--- Begin ---

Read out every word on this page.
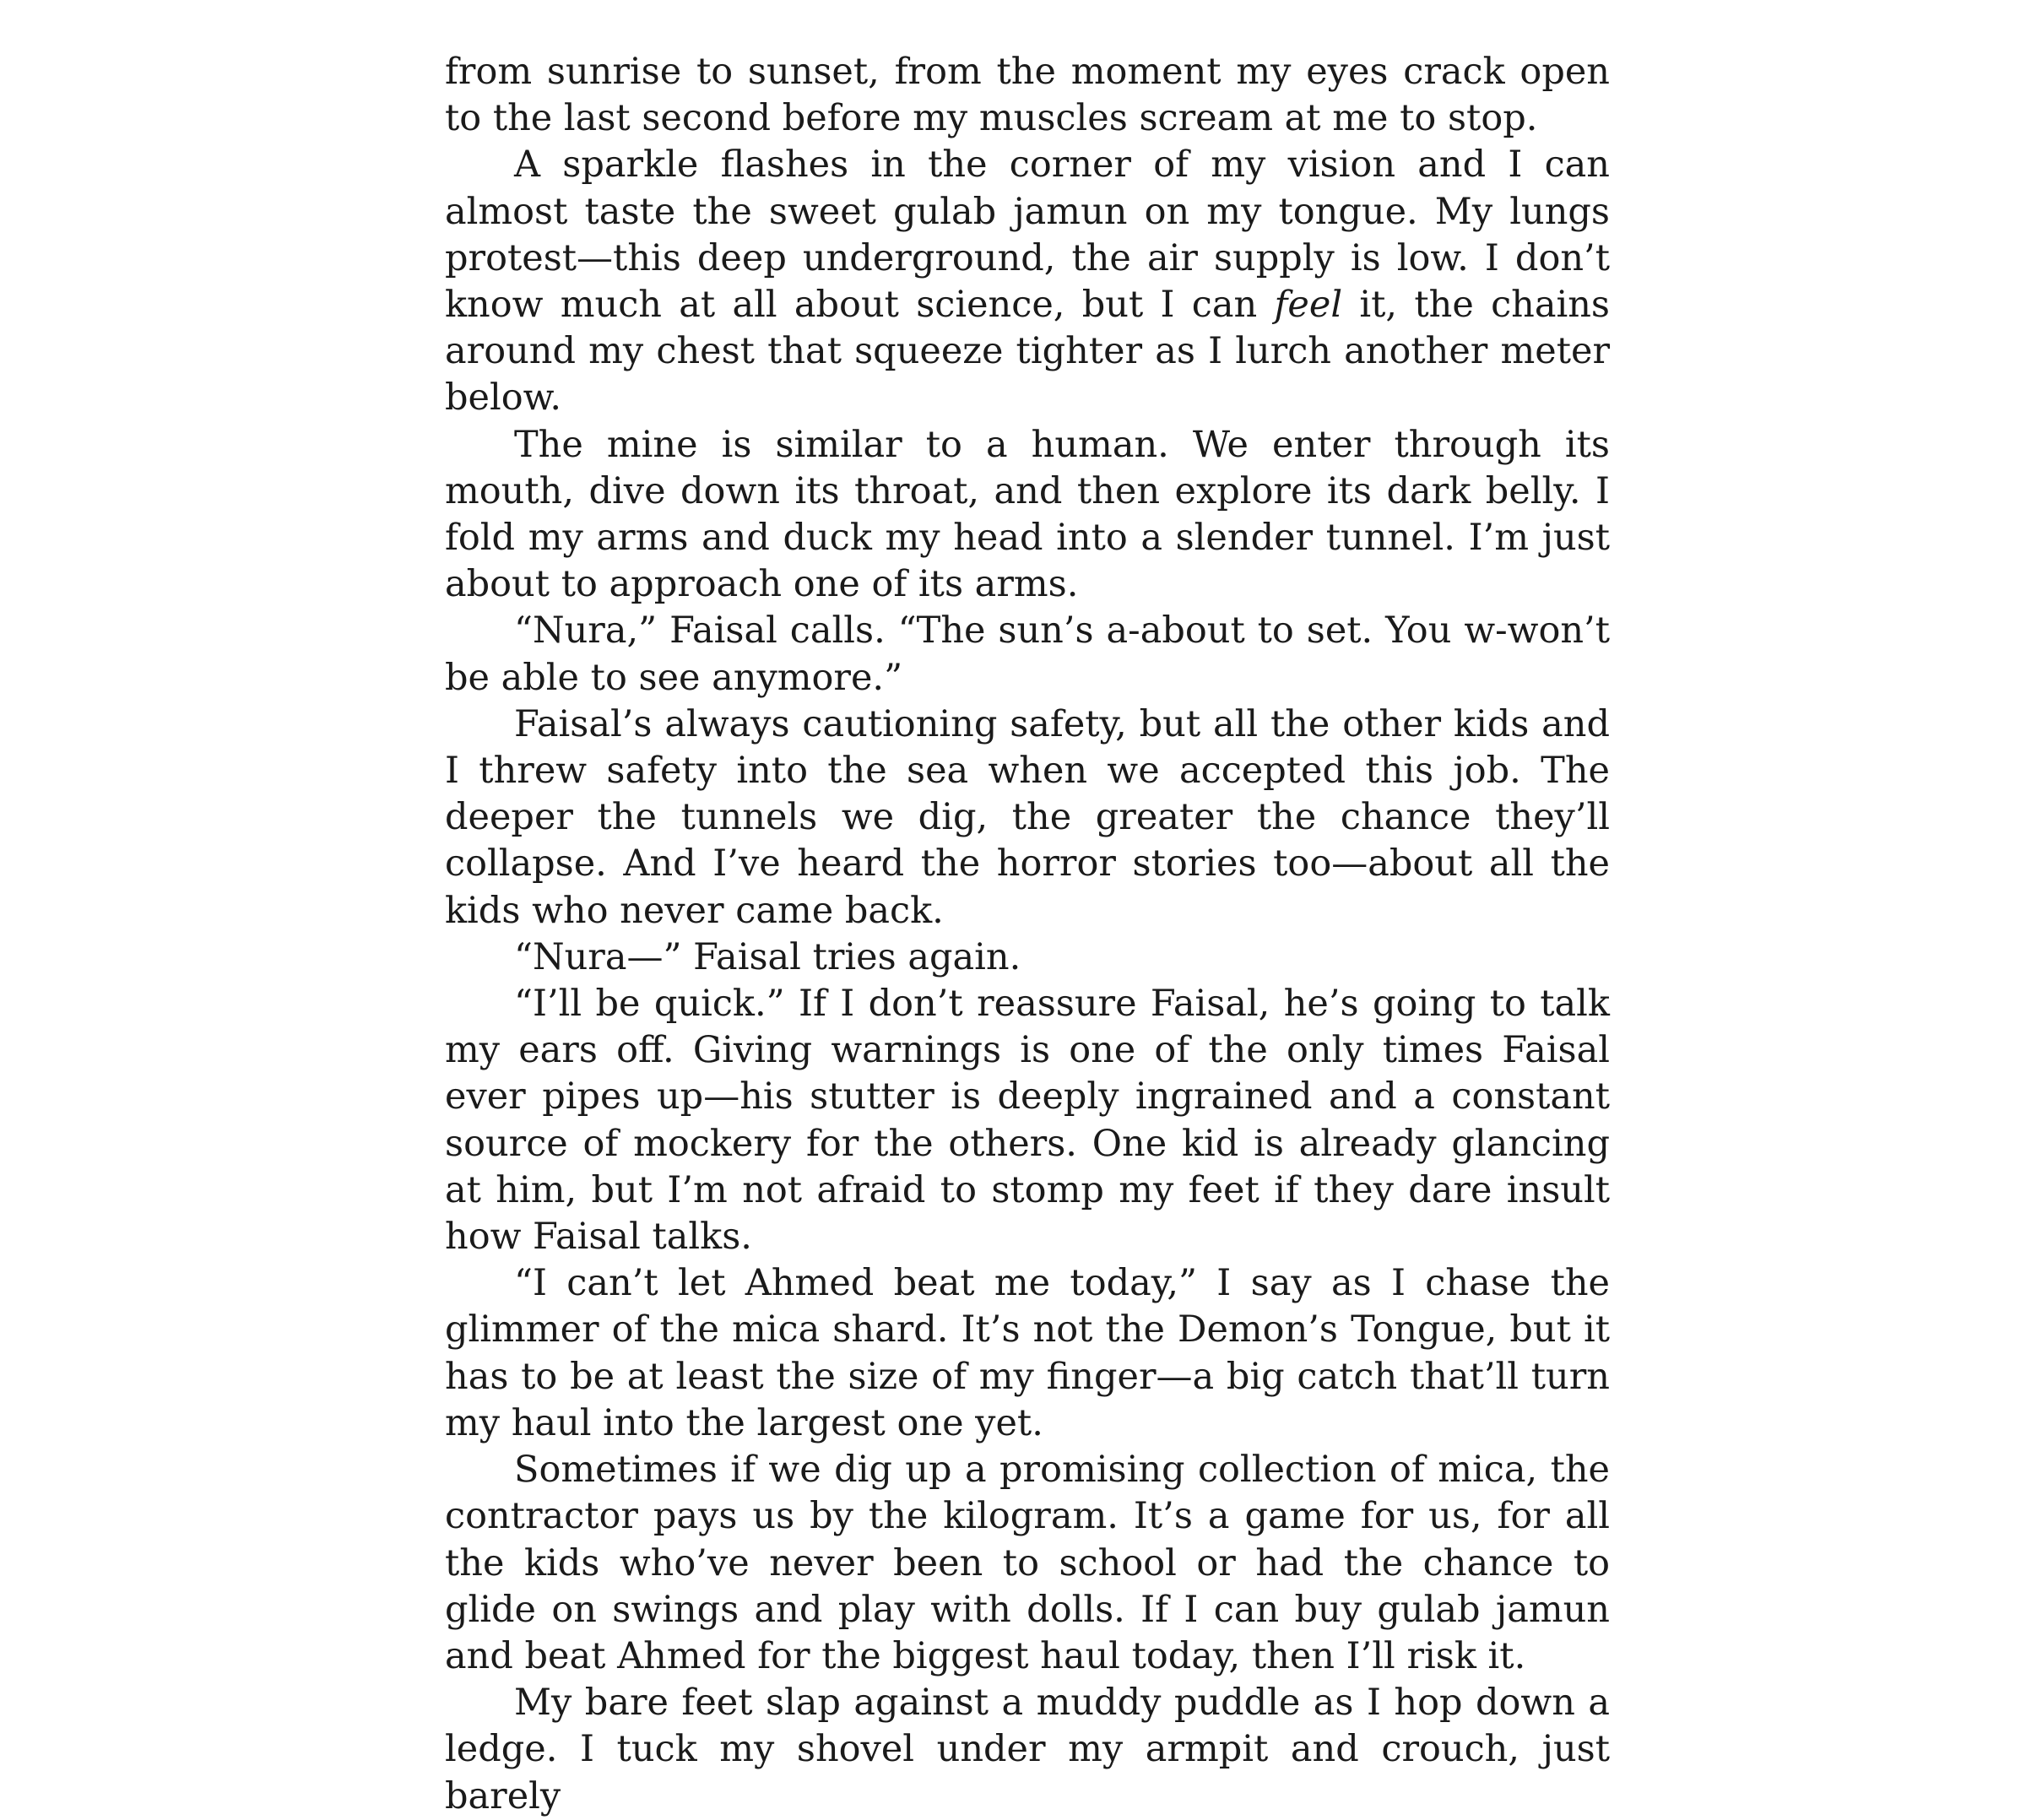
from sunrise to sunset, from the moment my eyes crack open to the last second before my muscles scream at me to stop.

A sparkle flashes in the corner of my vision and I can almost taste the sweet gulab jamun on my tongue. My lungs protest—this deep underground, the air supply is low. I don’t know much at all about science, but I can feel it, the chains around my chest that squeeze tighter as I lurch another meter below.

The mine is similar to a human. We enter through its mouth, dive down its throat, and then explore its dark belly. I fold my arms and duck my head into a slender tunnel. I’m just about to approach one of its arms.

“Nura,” Faisal calls. “The sun’s a-about to set. You w-won’t be able to see anymore.”

Faisal’s always cautioning safety, but all the other kids and I threw safety into the sea when we accepted this job. The deeper the tunnels we dig, the greater the chance they’ll collapse. And I’ve heard the horror stories too—about all the kids who never came back.

“Nura—” Faisal tries again.

“I’ll be quick.” If I don’t reassure Faisal, he’s going to talk my ears off. Giving warnings is one of the only times Faisal ever pipes up—his stutter is deeply ingrained and a constant source of mockery for the others. One kid is already glancing at him, but I’m not afraid to stomp my feet if they dare insult how Faisal talks.

“I can’t let Ahmed beat me today,” I say as I chase the glimmer of the mica shard. It’s not the Demon’s Tongue, but it has to be at least the size of my finger—a big catch that’ll turn my haul into the largest one yet.

Sometimes if we dig up a promising collection of mica, the contractor pays us by the kilogram. It’s a game for us, for all the kids who’ve never been to school or had the chance to glide on swings and play with dolls. If I can buy gulab jamun and beat Ahmed for the biggest haul today, then I’ll risk it.

My bare feet slap against a muddy puddle as I hop down a ledge. I tuck my shovel under my armpit and crouch, just barely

--- End ---

- _WORK TO COMPLETE_: In the entries above, find each line with the string "Nura" and copy it.

- _ANSWER TO THE TASK_:
“Nura,” Faisal calls. “The sun’s a-about to set. You w-won’t be able to see anymore.”
“Nura—” Faisal tries again.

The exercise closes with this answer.